Short problem: Retype precisely the section of the data that starts at the line containing "Transcribe this chart's" and runs to its final line, ends included.

The data:
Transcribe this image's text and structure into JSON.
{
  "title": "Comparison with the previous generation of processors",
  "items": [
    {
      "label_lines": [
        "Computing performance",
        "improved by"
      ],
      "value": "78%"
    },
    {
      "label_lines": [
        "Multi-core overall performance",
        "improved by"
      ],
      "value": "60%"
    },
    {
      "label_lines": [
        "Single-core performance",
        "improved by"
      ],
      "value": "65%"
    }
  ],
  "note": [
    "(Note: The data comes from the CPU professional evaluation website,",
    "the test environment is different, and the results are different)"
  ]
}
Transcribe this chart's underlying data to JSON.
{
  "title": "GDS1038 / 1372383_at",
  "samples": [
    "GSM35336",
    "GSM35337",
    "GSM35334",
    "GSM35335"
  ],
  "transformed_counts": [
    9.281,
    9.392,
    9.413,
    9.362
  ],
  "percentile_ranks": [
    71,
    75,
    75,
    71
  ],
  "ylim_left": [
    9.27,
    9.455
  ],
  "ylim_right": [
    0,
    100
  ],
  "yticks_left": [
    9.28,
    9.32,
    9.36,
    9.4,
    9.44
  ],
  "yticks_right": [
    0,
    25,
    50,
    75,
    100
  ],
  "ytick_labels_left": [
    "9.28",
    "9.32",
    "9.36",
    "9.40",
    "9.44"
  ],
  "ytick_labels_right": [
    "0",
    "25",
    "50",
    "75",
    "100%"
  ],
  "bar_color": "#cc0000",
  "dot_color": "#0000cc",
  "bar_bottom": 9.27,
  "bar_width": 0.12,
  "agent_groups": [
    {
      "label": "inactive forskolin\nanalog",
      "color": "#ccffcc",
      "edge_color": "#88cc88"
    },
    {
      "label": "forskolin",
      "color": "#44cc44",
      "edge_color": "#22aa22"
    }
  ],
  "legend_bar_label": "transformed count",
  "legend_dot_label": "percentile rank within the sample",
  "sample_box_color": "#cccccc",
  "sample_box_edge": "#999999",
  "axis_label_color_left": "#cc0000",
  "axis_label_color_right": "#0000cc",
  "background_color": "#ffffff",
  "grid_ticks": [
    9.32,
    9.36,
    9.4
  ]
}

Answer to the problem:
Transcribe this chart's underlying data to JSON.
{
  "title": "GDS1038 / 1372383_at",
  "samples": [
    "GSM35336",
    "GSM35337",
    "GSM35334",
    "GSM35335"
  ],
  "transformed_counts": [
    9.281,
    9.392,
    9.413,
    9.362
  ],
  "percentile_ranks": [
    71,
    75,
    75,
    71
  ],
  "ylim_left": [
    9.27,
    9.455
  ],
  "ylim_right": [
    0,
    100
  ],
  "yticks_left": [
    9.28,
    9.32,
    9.36,
    9.4,
    9.44
  ],
  "yticks_right": [
    0,
    25,
    50,
    75,
    100
  ],
  "ytick_labels_left": [
    "9.28",
    "9.32",
    "9.36",
    "9.40",
    "9.44"
  ],
  "ytick_labels_right": [
    "0",
    "25",
    "50",
    "75",
    "100%"
  ],
  "bar_color": "#cc0000",
  "dot_color": "#0000cc",
  "bar_bottom": 9.27,
  "bar_width": 0.12,
  "agent_groups": [
    {
      "label": "inactive forskolin\nanalog",
      "color": "#ccffcc",
      "edge_color": "#88cc88"
    },
    {
      "label": "forskolin",
      "color": "#44cc44",
      "edge_color": "#22aa22"
    }
  ],
  "legend_bar_label": "transformed count",
  "legend_dot_label": "percentile rank within the sample",
  "sample_box_color": "#cccccc",
  "sample_box_edge": "#999999",
  "axis_label_color_left": "#cc0000",
  "axis_label_color_right": "#0000cc",
  "background_color": "#ffffff",
  "grid_ticks": [
    9.32,
    9.36,
    9.4
  ]
}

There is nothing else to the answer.